** START OF Records for this task **
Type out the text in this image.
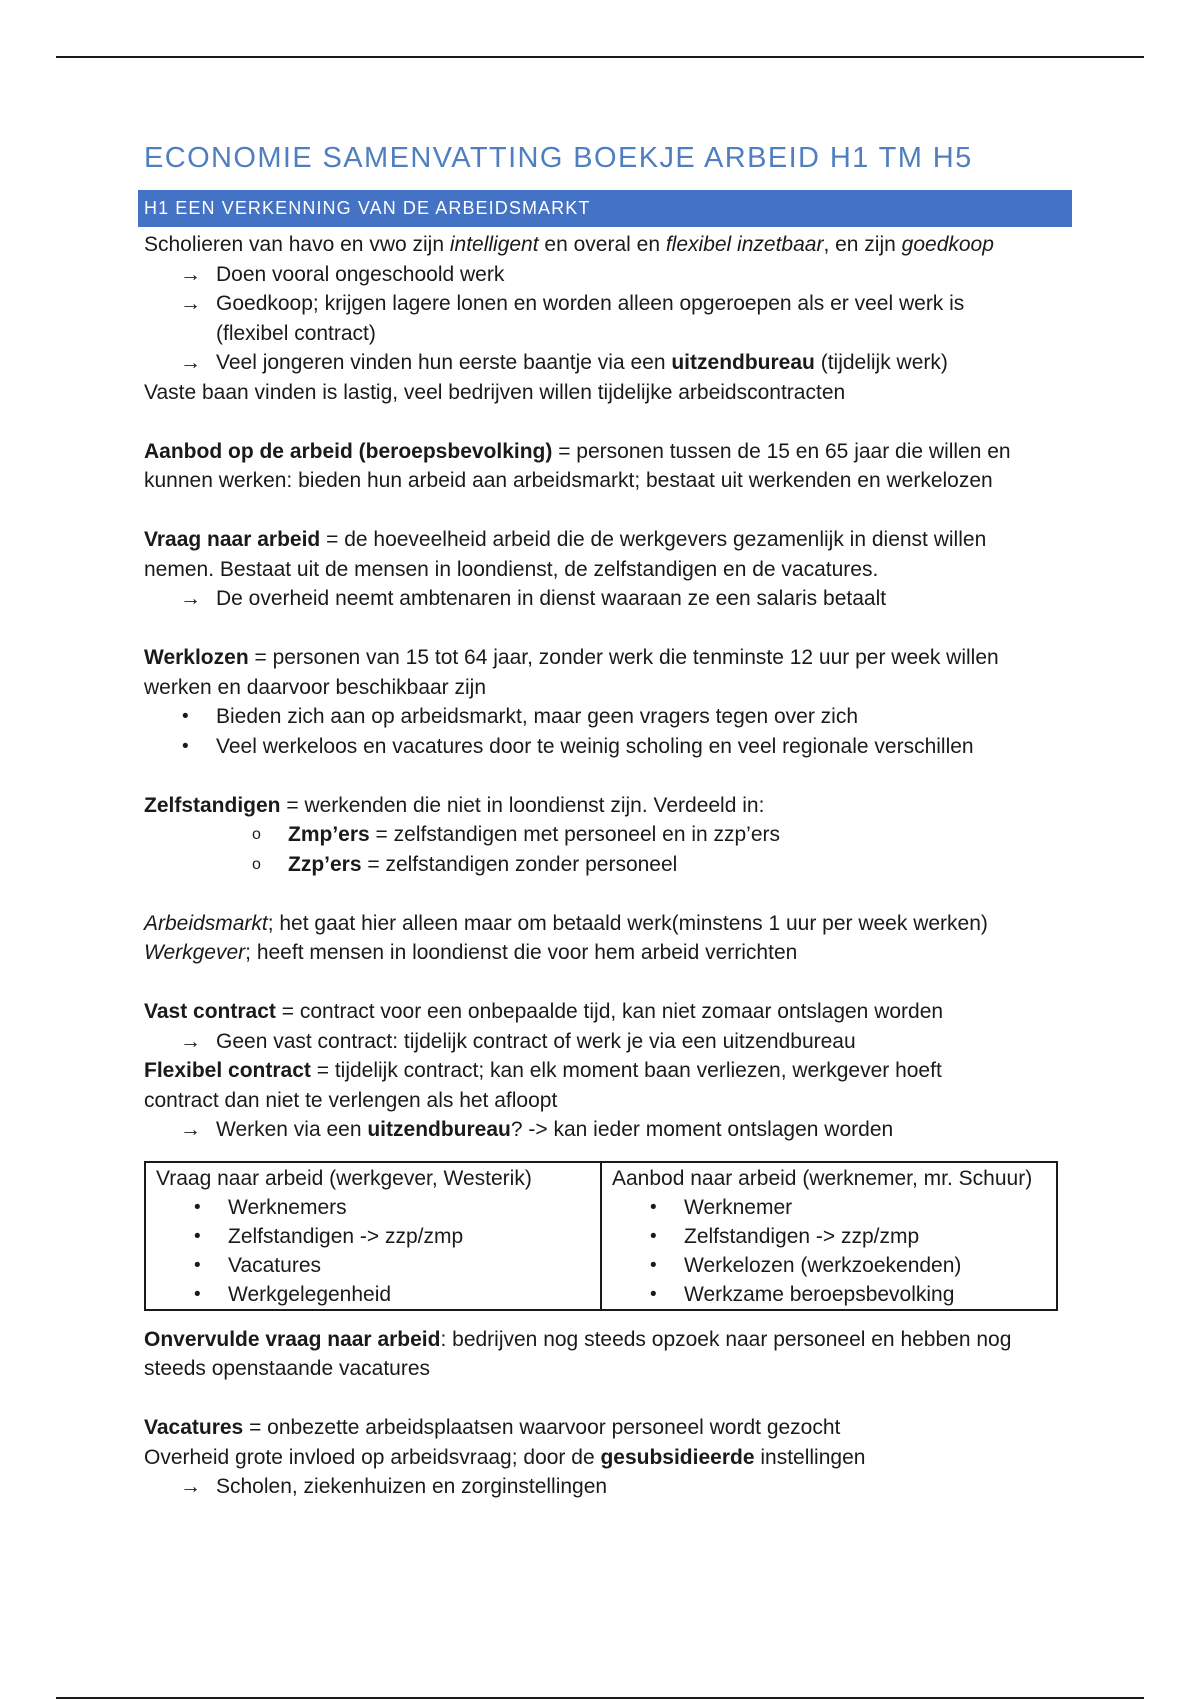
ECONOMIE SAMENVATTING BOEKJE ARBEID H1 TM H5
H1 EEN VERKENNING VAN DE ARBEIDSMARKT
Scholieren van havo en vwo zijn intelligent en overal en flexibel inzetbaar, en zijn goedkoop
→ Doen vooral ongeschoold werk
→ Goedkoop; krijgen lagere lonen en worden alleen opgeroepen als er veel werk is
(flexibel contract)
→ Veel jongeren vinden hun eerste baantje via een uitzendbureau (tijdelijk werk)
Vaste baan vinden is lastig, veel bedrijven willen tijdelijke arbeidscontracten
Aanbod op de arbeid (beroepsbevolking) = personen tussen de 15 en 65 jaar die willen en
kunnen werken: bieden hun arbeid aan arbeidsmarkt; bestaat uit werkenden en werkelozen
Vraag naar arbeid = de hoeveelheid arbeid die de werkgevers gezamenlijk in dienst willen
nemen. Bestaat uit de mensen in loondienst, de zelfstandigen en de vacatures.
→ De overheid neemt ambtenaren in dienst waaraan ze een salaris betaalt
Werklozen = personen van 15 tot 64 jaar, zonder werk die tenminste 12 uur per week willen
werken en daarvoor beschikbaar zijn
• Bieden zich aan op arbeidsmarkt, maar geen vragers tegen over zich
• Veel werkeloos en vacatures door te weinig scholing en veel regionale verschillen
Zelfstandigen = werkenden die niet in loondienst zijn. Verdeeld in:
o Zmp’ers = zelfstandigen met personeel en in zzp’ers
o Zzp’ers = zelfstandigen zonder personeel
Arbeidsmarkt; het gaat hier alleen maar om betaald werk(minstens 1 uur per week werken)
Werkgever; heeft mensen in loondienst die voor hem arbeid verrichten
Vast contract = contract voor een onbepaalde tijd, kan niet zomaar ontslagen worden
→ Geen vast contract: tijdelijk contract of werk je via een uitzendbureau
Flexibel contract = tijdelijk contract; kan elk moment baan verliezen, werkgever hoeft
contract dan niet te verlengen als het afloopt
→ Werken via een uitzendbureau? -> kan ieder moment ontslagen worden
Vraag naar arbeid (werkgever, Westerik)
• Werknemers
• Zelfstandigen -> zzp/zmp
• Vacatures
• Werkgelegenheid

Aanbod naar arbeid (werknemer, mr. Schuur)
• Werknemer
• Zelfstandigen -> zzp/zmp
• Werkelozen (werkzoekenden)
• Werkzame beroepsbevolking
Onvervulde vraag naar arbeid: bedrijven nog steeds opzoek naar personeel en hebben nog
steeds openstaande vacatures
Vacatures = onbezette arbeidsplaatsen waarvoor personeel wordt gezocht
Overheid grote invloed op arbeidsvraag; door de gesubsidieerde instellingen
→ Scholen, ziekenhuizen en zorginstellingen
** END OF Records for this task **
Pick out the lines that have the word "personen". Copy them all.

Task solution:
Aanbod op de arbeid (beroepsbevolking) = personen tussen de 15 en 65 jaar die willen en
Werklozen = personen van 15 tot 64 jaar, zonder werk die tenminste 12 uur per week willen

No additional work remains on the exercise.